**EXERCISE DETAILS:** Scan the entries below for the word "name". Copy each line that has it.

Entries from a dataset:
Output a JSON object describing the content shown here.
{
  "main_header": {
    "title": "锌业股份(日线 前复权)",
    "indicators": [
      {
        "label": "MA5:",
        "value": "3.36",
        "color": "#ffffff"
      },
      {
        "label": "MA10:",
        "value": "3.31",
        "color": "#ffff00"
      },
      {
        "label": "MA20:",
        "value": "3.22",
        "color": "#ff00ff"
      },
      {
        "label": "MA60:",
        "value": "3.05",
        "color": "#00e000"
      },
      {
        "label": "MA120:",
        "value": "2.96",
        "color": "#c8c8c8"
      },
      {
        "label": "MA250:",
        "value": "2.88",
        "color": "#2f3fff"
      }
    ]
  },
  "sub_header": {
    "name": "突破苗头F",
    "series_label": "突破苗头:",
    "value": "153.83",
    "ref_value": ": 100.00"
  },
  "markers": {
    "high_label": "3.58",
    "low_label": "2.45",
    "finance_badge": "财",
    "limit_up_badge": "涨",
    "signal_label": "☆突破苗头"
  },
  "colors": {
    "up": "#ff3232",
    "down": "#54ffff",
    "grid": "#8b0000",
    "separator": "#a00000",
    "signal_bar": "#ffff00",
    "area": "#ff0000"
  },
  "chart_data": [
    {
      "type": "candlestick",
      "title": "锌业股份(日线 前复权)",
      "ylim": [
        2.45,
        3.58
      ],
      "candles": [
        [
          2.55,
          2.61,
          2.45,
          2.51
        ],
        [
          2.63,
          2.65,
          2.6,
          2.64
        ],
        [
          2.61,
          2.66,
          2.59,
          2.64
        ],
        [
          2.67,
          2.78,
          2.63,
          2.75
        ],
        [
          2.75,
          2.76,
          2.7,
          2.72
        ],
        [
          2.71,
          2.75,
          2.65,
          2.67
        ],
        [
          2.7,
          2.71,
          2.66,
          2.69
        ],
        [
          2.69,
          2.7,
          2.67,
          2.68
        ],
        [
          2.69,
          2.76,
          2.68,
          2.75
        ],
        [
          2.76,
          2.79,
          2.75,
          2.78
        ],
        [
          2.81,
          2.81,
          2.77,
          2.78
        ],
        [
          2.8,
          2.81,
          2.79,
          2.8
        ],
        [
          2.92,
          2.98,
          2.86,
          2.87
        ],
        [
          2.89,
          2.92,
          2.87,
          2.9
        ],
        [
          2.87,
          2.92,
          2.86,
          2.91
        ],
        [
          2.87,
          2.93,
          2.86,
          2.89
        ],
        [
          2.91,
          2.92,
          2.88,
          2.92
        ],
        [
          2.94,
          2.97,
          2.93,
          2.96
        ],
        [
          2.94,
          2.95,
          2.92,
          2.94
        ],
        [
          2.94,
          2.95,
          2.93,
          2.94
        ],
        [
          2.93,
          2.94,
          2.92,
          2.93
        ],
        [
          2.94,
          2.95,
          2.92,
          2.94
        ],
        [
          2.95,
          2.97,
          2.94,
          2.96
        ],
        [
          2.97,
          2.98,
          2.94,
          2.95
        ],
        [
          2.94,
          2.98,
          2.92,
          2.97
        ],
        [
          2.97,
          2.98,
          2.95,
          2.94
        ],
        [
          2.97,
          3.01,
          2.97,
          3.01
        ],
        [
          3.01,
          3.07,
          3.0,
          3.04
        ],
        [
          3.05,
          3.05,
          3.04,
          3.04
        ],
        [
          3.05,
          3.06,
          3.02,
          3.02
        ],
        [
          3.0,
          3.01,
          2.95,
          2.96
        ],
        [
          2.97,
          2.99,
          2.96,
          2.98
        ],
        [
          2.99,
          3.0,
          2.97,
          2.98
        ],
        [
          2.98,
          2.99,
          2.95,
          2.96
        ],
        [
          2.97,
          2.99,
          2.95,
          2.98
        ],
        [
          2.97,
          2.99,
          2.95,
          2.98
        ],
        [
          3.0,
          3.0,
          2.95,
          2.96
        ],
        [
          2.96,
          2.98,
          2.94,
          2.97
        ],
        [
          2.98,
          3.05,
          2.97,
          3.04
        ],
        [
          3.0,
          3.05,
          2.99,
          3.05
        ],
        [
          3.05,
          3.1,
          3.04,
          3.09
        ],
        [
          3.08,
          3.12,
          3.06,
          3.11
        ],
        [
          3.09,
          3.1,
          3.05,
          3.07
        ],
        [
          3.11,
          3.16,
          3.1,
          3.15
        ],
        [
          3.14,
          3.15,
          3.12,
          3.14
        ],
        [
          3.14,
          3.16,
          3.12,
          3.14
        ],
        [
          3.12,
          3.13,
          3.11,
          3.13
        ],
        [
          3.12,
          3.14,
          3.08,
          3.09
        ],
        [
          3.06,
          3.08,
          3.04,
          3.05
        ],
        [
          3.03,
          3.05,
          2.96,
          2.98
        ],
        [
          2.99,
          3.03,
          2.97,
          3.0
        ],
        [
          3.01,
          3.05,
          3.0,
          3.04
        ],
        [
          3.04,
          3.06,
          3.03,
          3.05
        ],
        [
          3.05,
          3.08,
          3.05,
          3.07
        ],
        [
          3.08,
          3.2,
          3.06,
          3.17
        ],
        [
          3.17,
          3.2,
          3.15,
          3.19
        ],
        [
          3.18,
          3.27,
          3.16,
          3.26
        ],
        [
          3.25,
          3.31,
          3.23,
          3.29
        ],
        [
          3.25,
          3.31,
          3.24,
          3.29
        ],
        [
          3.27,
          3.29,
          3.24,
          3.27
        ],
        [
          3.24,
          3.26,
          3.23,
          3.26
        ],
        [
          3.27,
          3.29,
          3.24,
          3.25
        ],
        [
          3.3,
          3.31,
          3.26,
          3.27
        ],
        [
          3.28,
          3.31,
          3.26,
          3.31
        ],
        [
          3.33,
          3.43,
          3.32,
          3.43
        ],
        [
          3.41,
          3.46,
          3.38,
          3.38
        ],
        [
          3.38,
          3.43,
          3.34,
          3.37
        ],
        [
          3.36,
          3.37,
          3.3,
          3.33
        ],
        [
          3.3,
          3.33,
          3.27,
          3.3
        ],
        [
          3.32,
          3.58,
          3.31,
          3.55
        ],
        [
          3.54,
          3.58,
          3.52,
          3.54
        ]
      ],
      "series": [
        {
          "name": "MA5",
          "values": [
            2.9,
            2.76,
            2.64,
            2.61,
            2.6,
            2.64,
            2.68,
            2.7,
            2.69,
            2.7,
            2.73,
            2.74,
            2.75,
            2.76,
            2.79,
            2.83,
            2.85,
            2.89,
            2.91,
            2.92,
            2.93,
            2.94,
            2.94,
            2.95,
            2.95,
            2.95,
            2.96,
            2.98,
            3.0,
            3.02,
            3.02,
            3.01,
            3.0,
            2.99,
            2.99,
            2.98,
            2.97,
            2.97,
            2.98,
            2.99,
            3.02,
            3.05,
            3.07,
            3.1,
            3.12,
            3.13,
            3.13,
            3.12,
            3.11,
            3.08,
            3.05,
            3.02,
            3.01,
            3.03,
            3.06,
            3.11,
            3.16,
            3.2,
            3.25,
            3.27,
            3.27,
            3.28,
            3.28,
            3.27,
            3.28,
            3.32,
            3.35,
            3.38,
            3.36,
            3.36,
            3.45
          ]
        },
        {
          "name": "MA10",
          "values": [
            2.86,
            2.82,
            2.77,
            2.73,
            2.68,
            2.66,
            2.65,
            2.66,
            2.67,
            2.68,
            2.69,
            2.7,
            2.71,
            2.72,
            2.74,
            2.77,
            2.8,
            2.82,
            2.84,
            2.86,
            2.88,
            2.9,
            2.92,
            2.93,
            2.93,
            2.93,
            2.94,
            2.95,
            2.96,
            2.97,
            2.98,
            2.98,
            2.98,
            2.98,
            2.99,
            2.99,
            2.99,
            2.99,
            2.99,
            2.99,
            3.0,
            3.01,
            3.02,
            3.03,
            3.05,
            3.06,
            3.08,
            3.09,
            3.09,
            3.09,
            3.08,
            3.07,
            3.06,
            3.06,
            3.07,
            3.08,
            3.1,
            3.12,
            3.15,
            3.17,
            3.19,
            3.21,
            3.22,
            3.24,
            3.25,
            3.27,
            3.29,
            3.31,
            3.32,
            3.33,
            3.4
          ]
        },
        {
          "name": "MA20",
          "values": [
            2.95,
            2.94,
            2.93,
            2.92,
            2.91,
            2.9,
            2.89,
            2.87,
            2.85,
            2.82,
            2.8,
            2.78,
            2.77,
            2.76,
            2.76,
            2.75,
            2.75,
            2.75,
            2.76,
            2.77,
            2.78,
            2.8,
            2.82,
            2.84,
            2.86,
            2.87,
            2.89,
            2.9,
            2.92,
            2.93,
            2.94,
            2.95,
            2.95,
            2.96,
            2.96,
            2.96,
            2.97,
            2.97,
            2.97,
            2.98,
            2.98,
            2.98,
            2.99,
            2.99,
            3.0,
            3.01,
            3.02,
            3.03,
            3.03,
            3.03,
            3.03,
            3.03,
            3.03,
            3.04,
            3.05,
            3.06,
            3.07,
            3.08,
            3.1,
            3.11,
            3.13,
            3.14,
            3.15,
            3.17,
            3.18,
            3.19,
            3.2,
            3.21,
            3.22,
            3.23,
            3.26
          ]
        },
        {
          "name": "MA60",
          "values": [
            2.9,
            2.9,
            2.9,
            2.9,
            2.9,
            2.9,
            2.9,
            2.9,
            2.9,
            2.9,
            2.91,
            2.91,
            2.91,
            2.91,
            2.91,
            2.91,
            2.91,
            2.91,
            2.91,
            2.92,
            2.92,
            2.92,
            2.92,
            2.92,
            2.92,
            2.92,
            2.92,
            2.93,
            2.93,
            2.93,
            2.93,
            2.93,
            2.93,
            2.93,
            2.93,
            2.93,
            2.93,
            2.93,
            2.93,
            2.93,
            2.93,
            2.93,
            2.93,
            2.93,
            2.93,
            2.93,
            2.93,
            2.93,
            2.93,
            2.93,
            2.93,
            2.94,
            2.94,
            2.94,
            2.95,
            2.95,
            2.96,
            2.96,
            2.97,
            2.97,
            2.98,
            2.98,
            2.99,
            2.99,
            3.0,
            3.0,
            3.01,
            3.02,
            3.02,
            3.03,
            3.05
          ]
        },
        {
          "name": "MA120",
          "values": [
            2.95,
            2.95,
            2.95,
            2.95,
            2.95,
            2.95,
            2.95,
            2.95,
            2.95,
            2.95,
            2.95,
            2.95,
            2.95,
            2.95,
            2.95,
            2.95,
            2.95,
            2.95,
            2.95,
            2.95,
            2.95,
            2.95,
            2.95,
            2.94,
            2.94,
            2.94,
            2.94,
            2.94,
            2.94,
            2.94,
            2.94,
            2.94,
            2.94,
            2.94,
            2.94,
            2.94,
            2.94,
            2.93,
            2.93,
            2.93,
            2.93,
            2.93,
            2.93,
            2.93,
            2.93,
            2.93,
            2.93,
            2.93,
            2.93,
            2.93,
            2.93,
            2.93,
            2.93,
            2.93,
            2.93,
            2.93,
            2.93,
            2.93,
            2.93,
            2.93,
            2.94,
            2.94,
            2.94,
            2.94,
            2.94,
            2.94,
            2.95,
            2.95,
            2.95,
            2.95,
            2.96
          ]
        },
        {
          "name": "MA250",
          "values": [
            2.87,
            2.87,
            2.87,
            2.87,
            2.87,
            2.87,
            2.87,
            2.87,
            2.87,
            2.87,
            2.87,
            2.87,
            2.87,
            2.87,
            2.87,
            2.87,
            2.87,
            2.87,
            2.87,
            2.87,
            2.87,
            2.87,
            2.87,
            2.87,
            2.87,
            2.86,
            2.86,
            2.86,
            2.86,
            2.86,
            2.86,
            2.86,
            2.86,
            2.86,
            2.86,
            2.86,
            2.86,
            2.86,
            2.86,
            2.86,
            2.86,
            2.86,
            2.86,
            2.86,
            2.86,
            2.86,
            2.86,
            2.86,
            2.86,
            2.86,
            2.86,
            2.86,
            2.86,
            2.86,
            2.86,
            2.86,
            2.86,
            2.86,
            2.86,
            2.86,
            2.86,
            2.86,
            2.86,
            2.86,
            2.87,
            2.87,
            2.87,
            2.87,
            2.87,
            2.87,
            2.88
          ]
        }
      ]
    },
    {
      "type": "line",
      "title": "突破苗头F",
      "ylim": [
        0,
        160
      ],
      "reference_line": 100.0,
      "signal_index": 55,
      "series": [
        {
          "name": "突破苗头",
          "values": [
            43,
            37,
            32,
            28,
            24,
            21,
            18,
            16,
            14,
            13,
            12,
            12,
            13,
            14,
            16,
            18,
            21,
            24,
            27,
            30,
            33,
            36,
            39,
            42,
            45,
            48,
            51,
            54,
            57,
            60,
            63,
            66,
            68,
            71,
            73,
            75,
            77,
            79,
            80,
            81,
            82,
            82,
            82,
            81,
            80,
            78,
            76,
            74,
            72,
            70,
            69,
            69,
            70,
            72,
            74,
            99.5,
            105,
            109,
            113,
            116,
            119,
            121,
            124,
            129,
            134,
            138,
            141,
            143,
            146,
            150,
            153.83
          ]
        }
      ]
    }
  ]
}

**RESULT OF THE TASK:**
    "name": "突破苗头F",
          "name": "MA5",
          "name": "MA10",
          "name": "MA20",
          "name": "MA60",
          "name": "MA120",
          "name": "MA250",
          "name": "突破苗头",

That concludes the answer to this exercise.